BEGIN DATA RECORDS
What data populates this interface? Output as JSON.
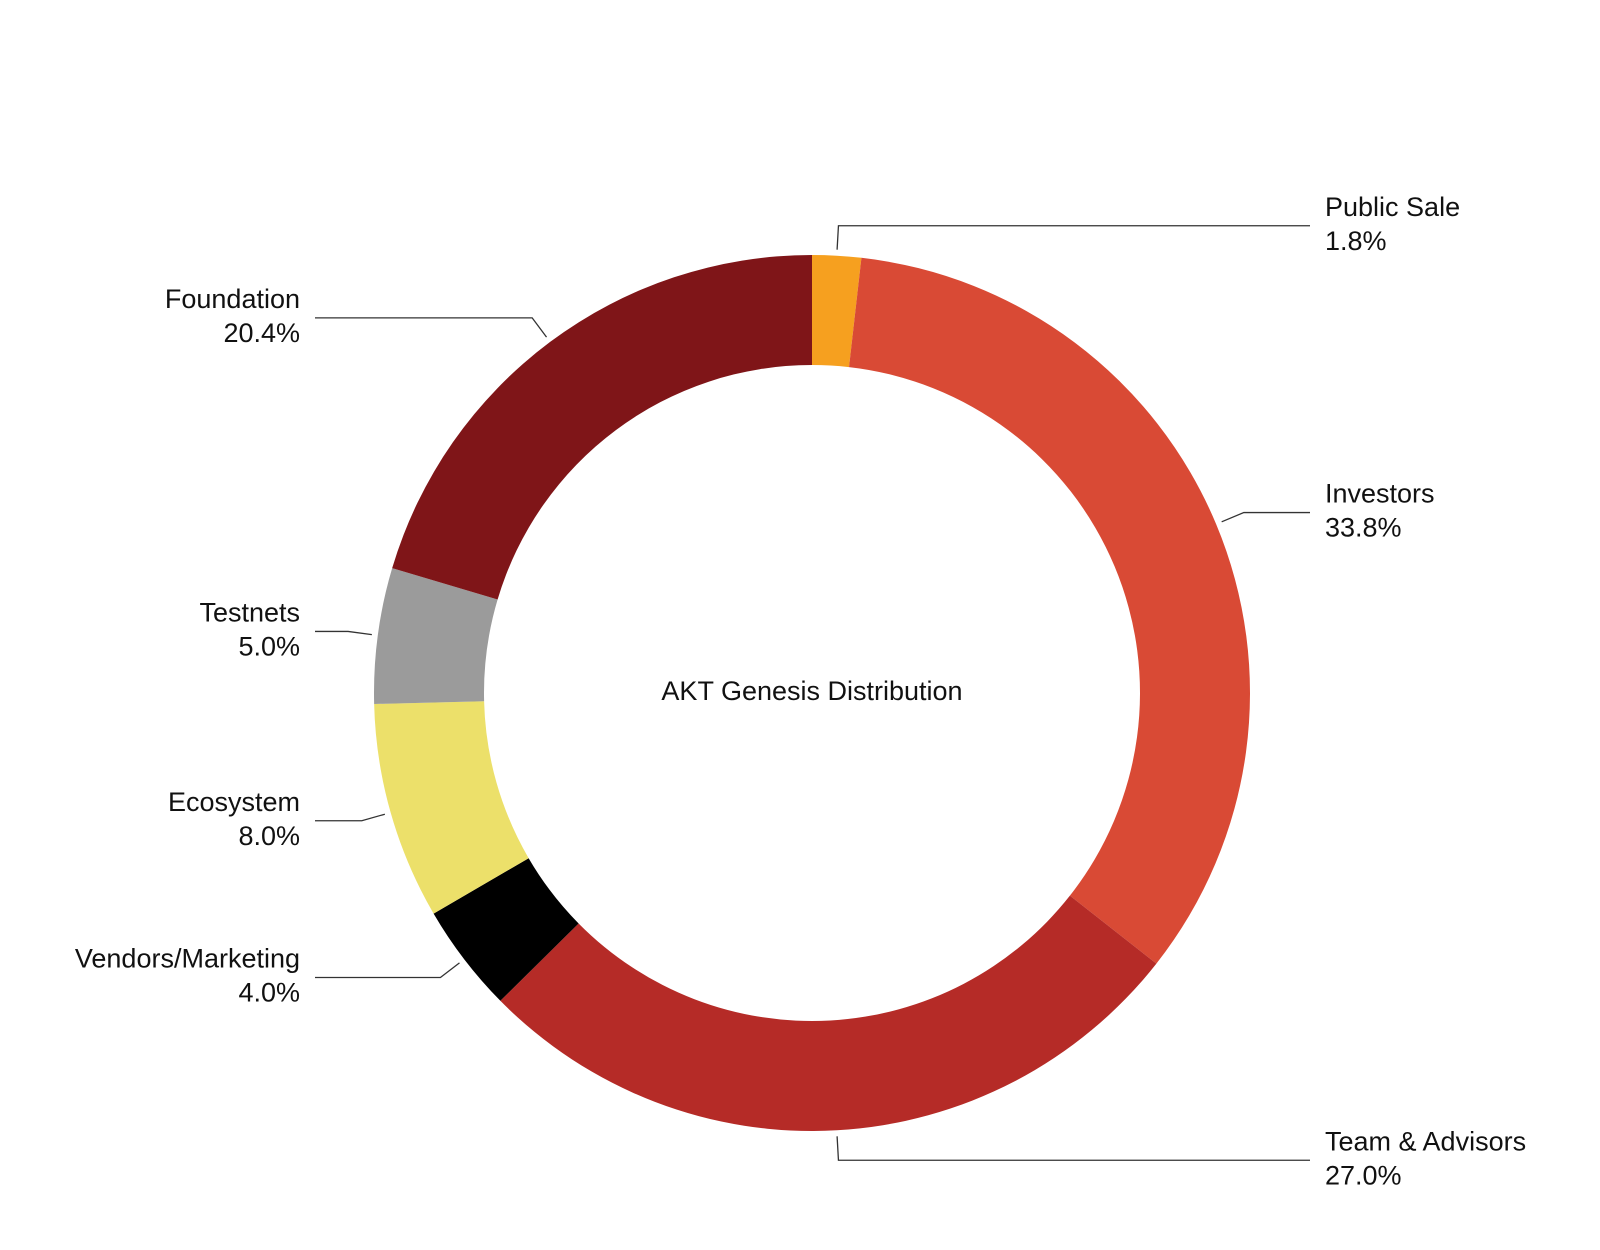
{
  "chart_data": {
    "type": "pie",
    "title": "AKT Genesis Distribution",
    "donut": true,
    "categories": [
      "Public Sale",
      "Investors",
      "Team & Advisors",
      "Vendors/Marketing",
      "Ecosystem",
      "Testnets",
      "Foundation"
    ],
    "values": [
      1.8,
      33.8,
      27.0,
      4.0,
      8.0,
      5.0,
      20.4
    ],
    "value_labels": [
      "1.8%",
      "33.8%",
      "27.0%",
      "4.0%",
      "8.0%",
      "5.0%",
      "20.4%"
    ],
    "colors": [
      "#f6a01f",
      "#d94a35",
      "#b52b27",
      "#000000",
      "#ece06a",
      "#9b9b9b",
      "#7f1518"
    ]
  }
}
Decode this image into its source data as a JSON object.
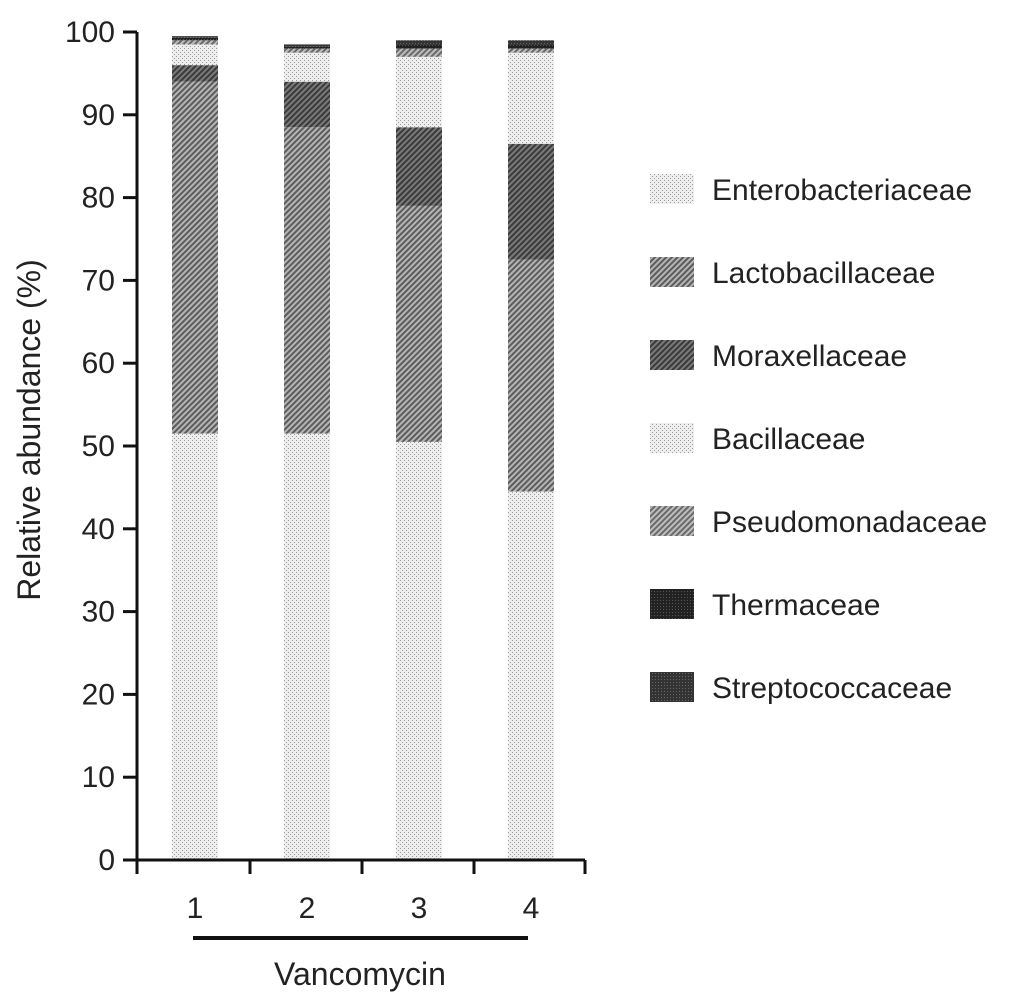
{
  "chart_data": {
    "type": "bar",
    "stacked": true,
    "xlabel": "",
    "ylabel": "Relative abundance (%)",
    "ylim": [
      0,
      100
    ],
    "yticks": [
      0,
      10,
      20,
      30,
      40,
      50,
      60,
      70,
      80,
      90,
      100
    ],
    "categories": [
      "1",
      "2",
      "3",
      "4"
    ],
    "group_label": "Vancomycin",
    "legend_position": "right",
    "grid": false,
    "series": [
      {
        "name": "Enterobacteriaceae",
        "pattern": "light-dots",
        "color": "#e2e2e2",
        "values": [
          51.5,
          51.5,
          50.5,
          44.5
        ]
      },
      {
        "name": "Lactobacillaceae",
        "pattern": "dense-hatch",
        "color": "#8f8f8f",
        "values": [
          42.5,
          37.0,
          28.5,
          28.0
        ]
      },
      {
        "name": "Moraxellaceae",
        "pattern": "dark-hatch",
        "color": "#5a5a5a",
        "values": [
          2.0,
          5.5,
          9.5,
          14.0
        ]
      },
      {
        "name": "Bacillaceae",
        "pattern": "light-dots",
        "color": "#d0d0d0",
        "values": [
          2.5,
          3.5,
          8.5,
          11.0
        ]
      },
      {
        "name": "Pseudomonadaceae",
        "pattern": "mid-hatch",
        "color": "#9c9c9c",
        "values": [
          0.5,
          0.5,
          1.0,
          0.5
        ]
      },
      {
        "name": "Thermaceae",
        "pattern": "solid-dark",
        "color": "#2a2a2a",
        "values": [
          0.3,
          0.2,
          0.5,
          0.5
        ]
      },
      {
        "name": "Streptococcaceae",
        "pattern": "solid-darker",
        "color": "#3a3a3a",
        "values": [
          0.2,
          0.3,
          0.5,
          0.5
        ]
      }
    ]
  }
}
END DATA RECORDS
▶ [WORK TO BE COMPLETED]: Across the entries above, find each line with the word "hatch" and please copy it out.

▶ [EXERCISE SOLUTION]:
        "pattern": "dense-hatch",
        "pattern": "dark-hatch",
        "pattern": "mid-hatch",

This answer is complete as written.